■ **ЗАДАНИЕ 1**:
Перепишите без изменений записи от самого их начала до строки с "node D3 bottom — [292, 480, 296, 484]" включительно.

■ **ОТРЫВОК ДОКУМЕНТА**:

====

В 1773 году Неплюев начинает быстро угасать и, предчувствуя близость смерти, пишет сыну письмо, зовет к себе (последняя их встреча происходит в 1771 году, о его служебных успехах Неплюев узнает с этого момента только благодаря переписке). Это самые драматичные страницы повествования. «С сего времени, – пишет Неплюев, – начал я покойно приуготовлять себя к смерти; оставалось только мне в таком моем состоянии желать обнять в последнее сына моего и на его руках испустить дух мой, почему я и писал к нему письмо» (С. 185). В этом письме он прямо просит Николая Ивановича: «утеши меня, коли буде возможно… буде же ты рассудишь, что по новости определения твоего к месту или за чем другим того сделать несходно, то и я предварительно в том с тобою и соглашаюсь» (С. 186).
Препятствием, однако, является не только служба сына, но и осенняя распутица: «Сие письмо послано с Лаврентием Бархатовым; по возвращении того посланного и по получении с ним от сына моего письма узнал я о совершенной непроездимости пути и о том по его основательным причинам, что сыну моему ко мне проситься было не сходно, почему, лишась я сей надежды, остаюсь во ожидании смерти. Но признаться должно, что малейшее движение в моем покое предвещает мне вход Николая Ивановича; с ним одним отделяюсь я от должного в моем состоянии богомыслия» (С. 186–187).

====

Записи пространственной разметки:

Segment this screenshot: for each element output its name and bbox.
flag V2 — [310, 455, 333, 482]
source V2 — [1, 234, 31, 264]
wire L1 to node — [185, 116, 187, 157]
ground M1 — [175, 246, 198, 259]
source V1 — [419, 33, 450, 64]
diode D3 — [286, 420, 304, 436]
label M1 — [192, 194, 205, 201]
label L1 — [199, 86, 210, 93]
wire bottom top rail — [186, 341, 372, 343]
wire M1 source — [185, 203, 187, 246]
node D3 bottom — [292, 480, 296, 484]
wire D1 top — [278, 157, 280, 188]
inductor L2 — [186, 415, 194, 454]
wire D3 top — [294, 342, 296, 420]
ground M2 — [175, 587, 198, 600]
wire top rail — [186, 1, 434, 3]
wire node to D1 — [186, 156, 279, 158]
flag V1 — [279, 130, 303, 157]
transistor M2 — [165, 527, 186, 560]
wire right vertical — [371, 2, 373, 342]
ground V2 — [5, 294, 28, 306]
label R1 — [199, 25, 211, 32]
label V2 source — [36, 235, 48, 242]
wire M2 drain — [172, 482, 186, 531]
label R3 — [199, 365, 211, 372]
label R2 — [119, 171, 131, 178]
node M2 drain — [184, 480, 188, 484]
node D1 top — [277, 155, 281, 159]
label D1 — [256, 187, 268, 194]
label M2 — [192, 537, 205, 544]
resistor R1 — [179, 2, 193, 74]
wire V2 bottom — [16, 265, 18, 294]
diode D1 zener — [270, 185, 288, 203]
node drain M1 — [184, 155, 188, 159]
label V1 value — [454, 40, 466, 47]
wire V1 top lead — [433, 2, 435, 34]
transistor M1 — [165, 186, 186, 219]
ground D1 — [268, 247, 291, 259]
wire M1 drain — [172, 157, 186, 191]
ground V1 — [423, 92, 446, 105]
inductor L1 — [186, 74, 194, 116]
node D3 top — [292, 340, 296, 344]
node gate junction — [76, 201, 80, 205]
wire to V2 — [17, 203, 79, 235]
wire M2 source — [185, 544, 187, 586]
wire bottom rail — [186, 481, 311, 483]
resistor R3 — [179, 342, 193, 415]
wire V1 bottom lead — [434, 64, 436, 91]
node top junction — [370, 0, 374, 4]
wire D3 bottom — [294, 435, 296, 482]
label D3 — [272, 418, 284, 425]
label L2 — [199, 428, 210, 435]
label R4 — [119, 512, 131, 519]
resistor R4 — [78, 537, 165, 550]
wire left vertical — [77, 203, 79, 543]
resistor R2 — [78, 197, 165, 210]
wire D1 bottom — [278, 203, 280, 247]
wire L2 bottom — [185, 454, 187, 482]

====

■ **ЗАДАНИЕ 2**:
Дословно воспроизведите весь текст о последнем письме Неплюева к сыну.

■ **ОТВЕТ 1**:
Segment this screenshot: for each element output its name and bbox.
flag V2 — [310, 455, 333, 482]
source V2 — [1, 234, 31, 264]
wire L1 to node — [185, 116, 187, 157]
ground M1 — [175, 246, 198, 259]
source V1 — [419, 33, 450, 64]
diode D3 — [286, 420, 304, 436]
label M1 — [192, 194, 205, 201]
label L1 — [199, 86, 210, 93]
wire bottom top rail — [186, 341, 372, 343]
wire M1 source — [185, 203, 187, 246]
node D3 bottom — [292, 480, 296, 484]

■ **ОТВЕТ 2**:
В 1773 году Неплюев начинает быстро угасать и, предчувствуя близость смерти, пишет сыну письмо, зовет к себе (последняя их встреча происходит в 1771 году, о его служебных успехах Неплюев узнает с этого момента только благодаря переписке). Это самые драматичные страницы повествования. «С сего времени, – пишет Неплюев, – начал я покойно приуготовлять себя к смерти; оставалось только мне в таком моем состоянии желать обнять в последнее сына моего и на его руках испустить дух мой, почему я и писал к нему письмо» (С. 185). В этом письме он прямо просит Николая Ивановича: «утеши меня, коли буде возможно… буде же ты рассудишь, что по новости определения твоего к месту или за чем другим того сделать несходно, то и я предварительно в том с тобою и соглашаюсь» (С. 186).
Препятствием, однако, является не только служба сына, но и осенняя распутица: «Сие письмо послано с Лаврентием Бархатовым; по возвращении того посланного и по получении с ним от сына моего письма узнал я о совершенной непроездимости пути и о том по его основательным причинам, что сыну моему ко мне проситься было не сходно, почему, лишась я сей надежды, остаюсь во ожидании смерти. Но признаться должно, что малейшее движение в моем покое предвещает мне вход Николая Ивановича; с ним одним отделяюсь я от должного в моем состоянии богомыслия» (С. 186–187).